Layout coordinate data

--------------------------------

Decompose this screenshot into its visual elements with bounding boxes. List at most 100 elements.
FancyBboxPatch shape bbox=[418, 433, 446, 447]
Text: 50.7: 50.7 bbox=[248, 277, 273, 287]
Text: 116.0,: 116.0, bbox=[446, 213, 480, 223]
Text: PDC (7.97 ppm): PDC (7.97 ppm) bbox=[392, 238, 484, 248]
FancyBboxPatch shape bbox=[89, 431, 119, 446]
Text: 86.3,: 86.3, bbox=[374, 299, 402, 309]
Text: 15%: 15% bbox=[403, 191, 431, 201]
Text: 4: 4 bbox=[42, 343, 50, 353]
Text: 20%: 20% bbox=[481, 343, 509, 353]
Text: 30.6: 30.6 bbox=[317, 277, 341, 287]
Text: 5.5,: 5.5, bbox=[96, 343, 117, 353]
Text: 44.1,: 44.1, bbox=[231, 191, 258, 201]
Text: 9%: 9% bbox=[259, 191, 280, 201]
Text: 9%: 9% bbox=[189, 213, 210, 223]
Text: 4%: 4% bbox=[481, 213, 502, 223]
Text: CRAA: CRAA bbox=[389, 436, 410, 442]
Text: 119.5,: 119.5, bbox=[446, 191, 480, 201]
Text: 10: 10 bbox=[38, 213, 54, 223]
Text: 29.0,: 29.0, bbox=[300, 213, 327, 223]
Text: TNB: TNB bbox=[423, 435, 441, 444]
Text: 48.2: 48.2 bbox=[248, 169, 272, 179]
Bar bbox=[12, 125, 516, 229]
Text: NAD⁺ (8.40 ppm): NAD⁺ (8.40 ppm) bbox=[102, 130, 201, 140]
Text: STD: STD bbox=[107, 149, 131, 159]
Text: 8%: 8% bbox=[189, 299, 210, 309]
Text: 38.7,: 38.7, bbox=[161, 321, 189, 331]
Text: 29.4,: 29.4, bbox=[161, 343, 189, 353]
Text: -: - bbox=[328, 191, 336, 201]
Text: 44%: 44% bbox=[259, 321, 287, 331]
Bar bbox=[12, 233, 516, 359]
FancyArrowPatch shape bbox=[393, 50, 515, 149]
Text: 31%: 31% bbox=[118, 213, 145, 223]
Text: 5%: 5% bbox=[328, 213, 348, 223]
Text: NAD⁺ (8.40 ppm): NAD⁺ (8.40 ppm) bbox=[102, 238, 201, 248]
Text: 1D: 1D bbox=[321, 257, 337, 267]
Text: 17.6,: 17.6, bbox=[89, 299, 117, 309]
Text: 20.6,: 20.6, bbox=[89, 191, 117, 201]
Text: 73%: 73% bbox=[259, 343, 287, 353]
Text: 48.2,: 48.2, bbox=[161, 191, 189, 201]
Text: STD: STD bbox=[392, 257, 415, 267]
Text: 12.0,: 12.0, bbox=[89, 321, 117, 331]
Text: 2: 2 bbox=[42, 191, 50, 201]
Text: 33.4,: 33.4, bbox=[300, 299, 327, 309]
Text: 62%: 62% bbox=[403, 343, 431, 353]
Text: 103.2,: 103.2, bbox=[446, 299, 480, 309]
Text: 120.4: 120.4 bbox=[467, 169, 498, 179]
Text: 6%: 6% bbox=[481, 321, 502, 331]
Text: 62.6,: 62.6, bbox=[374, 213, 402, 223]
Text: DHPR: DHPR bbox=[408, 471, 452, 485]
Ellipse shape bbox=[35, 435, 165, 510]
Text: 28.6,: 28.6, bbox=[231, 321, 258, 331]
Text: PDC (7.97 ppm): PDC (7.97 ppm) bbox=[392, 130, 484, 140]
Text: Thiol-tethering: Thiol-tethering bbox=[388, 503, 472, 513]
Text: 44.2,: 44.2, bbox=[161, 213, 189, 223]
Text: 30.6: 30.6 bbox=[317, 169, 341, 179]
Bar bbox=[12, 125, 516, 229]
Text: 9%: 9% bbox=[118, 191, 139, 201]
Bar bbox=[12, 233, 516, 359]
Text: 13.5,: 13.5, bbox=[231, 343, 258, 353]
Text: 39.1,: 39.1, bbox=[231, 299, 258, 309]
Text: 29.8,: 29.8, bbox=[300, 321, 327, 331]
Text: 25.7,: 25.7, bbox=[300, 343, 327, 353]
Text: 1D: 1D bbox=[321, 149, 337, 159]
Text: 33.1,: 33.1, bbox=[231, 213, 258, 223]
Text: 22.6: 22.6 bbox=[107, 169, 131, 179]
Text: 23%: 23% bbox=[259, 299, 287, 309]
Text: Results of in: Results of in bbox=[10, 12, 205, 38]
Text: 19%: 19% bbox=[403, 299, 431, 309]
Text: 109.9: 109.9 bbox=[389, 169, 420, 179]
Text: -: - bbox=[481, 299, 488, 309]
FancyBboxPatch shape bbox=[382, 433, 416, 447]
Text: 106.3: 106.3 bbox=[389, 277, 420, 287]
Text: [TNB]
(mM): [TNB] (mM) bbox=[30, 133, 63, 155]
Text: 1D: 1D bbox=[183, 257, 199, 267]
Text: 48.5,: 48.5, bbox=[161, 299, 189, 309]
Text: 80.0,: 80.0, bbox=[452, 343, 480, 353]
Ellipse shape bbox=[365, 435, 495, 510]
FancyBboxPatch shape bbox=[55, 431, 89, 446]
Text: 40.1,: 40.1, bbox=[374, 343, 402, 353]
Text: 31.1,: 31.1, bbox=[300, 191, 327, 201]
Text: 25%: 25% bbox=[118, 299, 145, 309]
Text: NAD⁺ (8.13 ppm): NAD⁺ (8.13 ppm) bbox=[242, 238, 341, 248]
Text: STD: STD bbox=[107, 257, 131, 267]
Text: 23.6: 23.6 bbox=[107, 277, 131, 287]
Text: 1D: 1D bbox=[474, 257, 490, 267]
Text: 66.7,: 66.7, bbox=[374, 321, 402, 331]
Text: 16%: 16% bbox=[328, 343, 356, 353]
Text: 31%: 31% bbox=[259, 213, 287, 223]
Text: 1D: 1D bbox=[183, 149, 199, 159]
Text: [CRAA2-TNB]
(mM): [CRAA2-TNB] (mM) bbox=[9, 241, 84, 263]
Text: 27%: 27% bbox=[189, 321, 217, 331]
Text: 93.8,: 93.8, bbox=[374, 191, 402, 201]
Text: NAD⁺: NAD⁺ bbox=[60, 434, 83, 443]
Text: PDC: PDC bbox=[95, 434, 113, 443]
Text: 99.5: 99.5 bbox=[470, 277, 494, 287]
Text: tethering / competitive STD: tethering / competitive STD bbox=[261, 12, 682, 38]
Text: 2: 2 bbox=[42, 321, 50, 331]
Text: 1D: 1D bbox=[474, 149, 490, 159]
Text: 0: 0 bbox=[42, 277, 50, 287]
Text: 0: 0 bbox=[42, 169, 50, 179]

--------------------------------

[Aim]
Render the lines above as a Markdown table with the columns "Row" and "Line", omitting any blank lines.

[Solution for this exercise]
| Row | Line |
|---|---|
| 1 | Decompose this screenshot into its visual elements with bounding boxes. List at most 100 elements. |
| 2 | FancyBboxPatch shape bbox=[418, 433, 446, 447] |
| 3 | Text: 50.7: 50.7 bbox=[248, 277, 273, 287] |
| 4 | Text: 116.0,: 116.0, bbox=[446, 213, 480, 223] |
| 5 | Text: PDC (7.97 ppm): PDC (7.97 ppm) bbox=[392, 238, 484, 248] |
| 6 | FancyBboxPatch shape bbox=[89, 431, 119, 446] |
| 7 | Text: 86.3,: 86.3, bbox=[374, 299, 402, 309] |
| 8 | Text: 15%: 15% bbox=[403, 191, 431, 201] |
| 9 | Text: 4: 4 bbox=[42, 343, 50, 353] |
| 10 | Text: 20%: 20% bbox=[481, 343, 509, 353] |
| 11 | Text: 30.6: 30.6 bbox=[317, 277, 341, 287] |
| 12 | Text: 5.5,: 5.5, bbox=[96, 343, 117, 353] |
| 13 | Text: 44.1,: 44.1, bbox=[231, 191, 258, 201] |
| 14 | Text: 9%: 9% bbox=[259, 191, 280, 201] |
| 15 | Text: 9%: 9% bbox=[189, 213, 210, 223] |
| 16 | Text: 4%: 4% bbox=[481, 213, 502, 223] |
| 17 | Text: CRAA: CRAA bbox=[389, 436, 410, 442] |
| 18 | Text: 119.5,: 119.5, bbox=[446, 191, 480, 201] |
| 19 | Text: 10: 10 bbox=[38, 213, 54, 223] |
| 20 | Text: 29.0,: 29.0, bbox=[300, 213, 327, 223] |
| 21 | Text: TNB: TNB bbox=[423, 435, 441, 444] |
| 22 | Text: 48.2: 48.2 bbox=[248, 169, 272, 179] |
| 23 | Bar bbox=[12, 125, 516, 229] |
| 24 | Text: NAD⁺ (8.40 ppm): NAD⁺ (8.40 ppm) bbox=[102, 130, 201, 140] |
| 25 | Text: STD: STD bbox=[107, 149, 131, 159] |
| 26 | Text: 8%: 8% bbox=[189, 299, 210, 309] |
| 27 | Text: 38.7,: 38.7, bbox=[161, 321, 189, 331] |
| 28 | Text: 29.4,: 29.4, bbox=[161, 343, 189, 353] |
| 29 | Text: -: - bbox=[328, 191, 336, 201] |
| 30 | Text: 44%: 44% bbox=[259, 321, 287, 331] |
| 31 | Bar bbox=[12, 233, 516, 359] |
| 32 | FancyArrowPatch shape bbox=[393, 50, 515, 149] |
| 33 | Text: 31%: 31% bbox=[118, 213, 145, 223] |
| 34 | Text: 5%: 5% bbox=[328, 213, 348, 223] |
| 35 | Text: NAD⁺ (8.40 ppm): NAD⁺ (8.40 ppm) bbox=[102, 238, 201, 248] |
| 36 | Text: 1D: 1D bbox=[321, 257, 337, 267] |
| 37 | Text: 17.6,: 17.6, bbox=[89, 299, 117, 309] |
| 38 | Text: 20.6,: 20.6, bbox=[89, 191, 117, 201] |
| 39 | Text: 73%: 73% bbox=[259, 343, 287, 353] |
| 40 | Text: 48.2,: 48.2, bbox=[161, 191, 189, 201] |
| 41 | Text: STD: STD bbox=[392, 257, 415, 267] |
| 42 | Text: 12.0,: 12.0, bbox=[89, 321, 117, 331] |
| 43 | Text: 2: 2 bbox=[42, 191, 50, 201] |
| 44 | Text: 33.4,: 33.4, bbox=[300, 299, 327, 309] |
| 45 | Text: 62%: 62% bbox=[403, 343, 431, 353] |
| 46 | Text: 103.2,: 103.2, bbox=[446, 299, 480, 309] |
| 47 | Text: 120.4: 120.4 bbox=[467, 169, 498, 179] |
| 48 | Text: 6%: 6% bbox=[481, 321, 502, 331] |
| 49 | Text: 62.6,: 62.6, bbox=[374, 213, 402, 223] |
| 50 | Text: DHPR: DHPR bbox=[408, 471, 452, 485] |
| 51 | Ellipse shape bbox=[35, 435, 165, 510] |
| 52 | Text: 28.6,: 28.6, bbox=[231, 321, 258, 331] |
| 53 | Text: PDC (7.97 ppm): PDC (7.97 ppm) bbox=[392, 130, 484, 140] |
| 54 | Text: Thiol-tethering: Thiol-tethering bbox=[388, 503, 472, 513] |
| 55 | Text: 44.2,: 44.2, bbox=[161, 213, 189, 223] |
| 56 | Text: 30.6: 30.6 bbox=[317, 169, 341, 179] |
| 57 | Bar bbox=[12, 125, 516, 229] |
| 58 | Text: 9%: 9% bbox=[118, 191, 139, 201] |
| 59 | Bar bbox=[12, 233, 516, 359] |
| 60 | Text: 13.5,: 13.5, bbox=[231, 343, 258, 353] |
| 61 | Text: 39.1,: 39.1, bbox=[231, 299, 258, 309] |
| 62 | Text: 29.8,: 29.8, bbox=[300, 321, 327, 331] |
| 63 | Text: 25.7,: 25.7, bbox=[300, 343, 327, 353] |
| 64 | Text: 1D: 1D bbox=[321, 149, 337, 159] |
| 65 | Text: 33.1,: 33.1, bbox=[231, 213, 258, 223] |
| 66 | Text: 22.6: 22.6 bbox=[107, 169, 131, 179] |
| 67 | Text: 23%: 23% bbox=[259, 299, 287, 309] |
| 68 | Text: Results of in: Results of in bbox=[10, 12, 205, 38] |
| 69 | Text: 19%: 19% bbox=[403, 299, 431, 309] |
| 70 | Text: 109.9: 109.9 bbox=[389, 169, 420, 179] |
| 71 | Text: -: - bbox=[481, 299, 488, 309] |
| 72 | FancyBboxPatch shape bbox=[382, 433, 416, 447] |
| 73 | Text: 106.3: 106.3 bbox=[389, 277, 420, 287] |
| 74 | Text: [TNB] |
| 75 | (mM): [TNB] (mM) bbox=[30, 133, 63, 155] |
| 76 | Text: 1D: 1D bbox=[183, 257, 199, 267] |
| 77 | Text: 48.5,: 48.5, bbox=[161, 299, 189, 309] |
| 78 | Text: 80.0,: 80.0, bbox=[452, 343, 480, 353] |
| 79 | Ellipse shape bbox=[365, 435, 495, 510] |
| 80 | FancyBboxPatch shape bbox=[55, 431, 89, 446] |
| 81 | Text: 40.1,: 40.1, bbox=[374, 343, 402, 353] |
| 82 | Text: 31.1,: 31.1, bbox=[300, 191, 327, 201] |
| 83 | Text: 25%: 25% bbox=[118, 299, 145, 309] |
| 84 | Text: NAD⁺ (8.13 ppm): NAD⁺ (8.13 ppm) bbox=[242, 238, 341, 248] |
| 85 | Text: STD: STD bbox=[107, 257, 131, 267] |
| 86 | Text: 23.6: 23.6 bbox=[107, 277, 131, 287] |
| 87 | Text: 1D: 1D bbox=[474, 257, 490, 267] |
| 88 | Text: 66.7,: 66.7, bbox=[374, 321, 402, 331] |
| 89 | Text: 16%: 16% bbox=[328, 343, 356, 353] |
| 90 | Text: 31%: 31% bbox=[259, 213, 287, 223] |
| 91 | Text: 1D: 1D bbox=[183, 149, 199, 159] |
| 92 | Text: [CRAA2-TNB] |
| 93 | (mM): [CRAA2-TNB] (mM) bbox=[9, 241, 84, 263] |
| 94 | Text: 27%: 27% bbox=[189, 321, 217, 331] |
| 95 | Text: 93.8,: 93.8, bbox=[374, 191, 402, 201] |
| 96 | Text: NAD⁺: NAD⁺ bbox=[60, 434, 83, 443] |
| 97 | Text: PDC: PDC bbox=[95, 434, 113, 443] |
| 98 | Text: 99.5: 99.5 bbox=[470, 277, 494, 287] |
| 99 | Text: tethering / competitive STD: tethering / competitive STD bbox=[261, 12, 682, 38] |
| 100 | Text: 2: 2 bbox=[42, 321, 50, 331] |
| 101 | Text: 1D: 1D bbox=[474, 149, 490, 159] |
| 102 | Text: 0: 0 bbox=[42, 277, 50, 287] |
| 103 | Text: 0: 0 bbox=[42, 169, 50, 179] |